• Written request: Transcribe the entries below exactly.

• Supplied records:
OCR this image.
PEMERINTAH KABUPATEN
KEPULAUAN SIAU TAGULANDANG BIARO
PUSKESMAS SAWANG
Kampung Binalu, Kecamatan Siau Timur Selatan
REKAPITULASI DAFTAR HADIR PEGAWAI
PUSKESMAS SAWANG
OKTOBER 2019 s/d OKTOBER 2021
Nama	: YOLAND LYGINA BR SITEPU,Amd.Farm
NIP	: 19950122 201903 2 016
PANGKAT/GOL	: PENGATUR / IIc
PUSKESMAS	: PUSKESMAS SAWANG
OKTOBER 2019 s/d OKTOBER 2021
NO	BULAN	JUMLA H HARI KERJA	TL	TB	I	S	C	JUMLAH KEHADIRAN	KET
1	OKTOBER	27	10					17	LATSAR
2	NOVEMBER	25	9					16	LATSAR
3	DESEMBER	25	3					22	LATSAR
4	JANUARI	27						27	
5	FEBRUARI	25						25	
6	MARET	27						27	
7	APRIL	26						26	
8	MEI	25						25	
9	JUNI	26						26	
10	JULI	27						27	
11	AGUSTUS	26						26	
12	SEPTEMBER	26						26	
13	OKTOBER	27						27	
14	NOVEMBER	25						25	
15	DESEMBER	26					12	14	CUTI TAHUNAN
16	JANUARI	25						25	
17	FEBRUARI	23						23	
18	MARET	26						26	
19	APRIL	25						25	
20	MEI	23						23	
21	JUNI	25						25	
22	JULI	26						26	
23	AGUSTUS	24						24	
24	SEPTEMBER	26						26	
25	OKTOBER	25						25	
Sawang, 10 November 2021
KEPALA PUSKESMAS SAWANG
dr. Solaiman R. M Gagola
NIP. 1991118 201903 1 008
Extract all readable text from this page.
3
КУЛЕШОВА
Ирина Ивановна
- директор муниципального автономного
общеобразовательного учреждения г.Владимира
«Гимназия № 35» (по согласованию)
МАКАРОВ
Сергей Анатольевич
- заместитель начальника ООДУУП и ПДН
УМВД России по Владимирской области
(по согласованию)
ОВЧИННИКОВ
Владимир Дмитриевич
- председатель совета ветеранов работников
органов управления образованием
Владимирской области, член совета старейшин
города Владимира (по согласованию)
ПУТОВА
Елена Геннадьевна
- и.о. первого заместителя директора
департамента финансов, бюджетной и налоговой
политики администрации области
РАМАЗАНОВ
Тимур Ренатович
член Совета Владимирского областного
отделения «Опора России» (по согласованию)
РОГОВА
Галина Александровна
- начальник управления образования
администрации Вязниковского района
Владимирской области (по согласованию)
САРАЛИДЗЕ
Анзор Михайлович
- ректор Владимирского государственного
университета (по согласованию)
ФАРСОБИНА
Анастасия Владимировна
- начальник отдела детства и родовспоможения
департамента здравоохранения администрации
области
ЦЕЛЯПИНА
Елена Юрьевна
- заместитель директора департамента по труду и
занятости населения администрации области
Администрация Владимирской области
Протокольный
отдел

• Answer below:
OCR this image.
PEMERINTAH KABUPATEN
KEPULAUAN SIAU TAGULANDANG BIARO
PUSKESMAS SAWANG
Kampung Binalu, Kecamatan Siau Timur Selatan
REKAPITULASI DAFTAR HADIR PEGAWAI
PUSKESMAS SAWANG
OKTOBER 2019 s/d OKTOBER 2021
Nama	: YOLAND LYGINA BR SITEPU,Amd.Farm
NIP	: 19950122 201903 2 016
PANGKAT/GOL	: PENGATUR / IIc
PUSKESMAS	: PUSKESMAS SAWANG
OKTOBER 2019 s/d OKTOBER 2021
NO	BULAN	JUMLA H HARI KERJA	TL	TB	I	S	C	JUMLAH KEHADIRAN	KET
1	OKTOBER	27	10					17	LATSAR
2	NOVEMBER	25	9					16	LATSAR
3	DESEMBER	25	3					22	LATSAR
4	JANUARI	27						27	
5	FEBRUARI	25						25	
6	MARET	27						27	
7	APRIL	26						26	
8	MEI	25						25	
9	JUNI	26						26	
10	JULI	27						27	
11	AGUSTUS	26						26	
12	SEPTEMBER	26						26	
13	OKTOBER	27						27	
14	NOVEMBER	25						25	
15	DESEMBER	26					12	14	CUTI TAHUNAN
16	JANUARI	25						25	
17	FEBRUARI	23						23	
18	MARET	26						26	
19	APRIL	25						25	
20	MEI	23						23	
21	JUNI	25						25	
22	JULI	26						26	
23	AGUSTUS	24						24	
24	SEPTEMBER	26						26	
25	OKTOBER	25						25	
Sawang, 10 November 2021
KEPALA PUSKESMAS SAWANG
dr. Solaiman R. M Gagola
NIP. 1991118 201903 1 008
Extract all readable text from this page.
3
КУЛЕШОВА
Ирина Ивановна
- директор муниципального автономного
общеобразовательного учреждения г.Владимира
«Гимназия № 35» (по согласованию)
МАКАРОВ
Сергей Анатольевич
- заместитель начальника ООДУУП и ПДН
УМВД России по Владимирской области
(по согласованию)
ОВЧИННИКОВ
Владимир Дмитриевич
- председатель совета ветеранов работников
органов управления образованием
Владимирской области, член совета старейшин
города Владимира (по согласованию)
ПУТОВА
Елена Геннадьевна
- и.о. первого заместителя директора
департамента финансов, бюджетной и налоговой
политики администрации области
РАМАЗАНОВ
Тимур Ренатович
член Совета Владимирского областного
отделения «Опора России» (по согласованию)
РОГОВА
Галина Александровна
- начальник управления образования
администрации Вязниковского района
Владимирской области (по согласованию)
САРАЛИДЗЕ
Анзор Михайлович
- ректор Владимирского государственного
университета (по согласованию)
ФАРСОБИНА
Анастасия Владимировна
- начальник отдела детства и родовспоможения
департамента здравоохранения администрации
области
ЦЕЛЯПИНА
Елена Юрьевна
- заместитель директора департамента по труду и
занятости населения администрации области
Администрация Владимирской области
Протокольный
отдел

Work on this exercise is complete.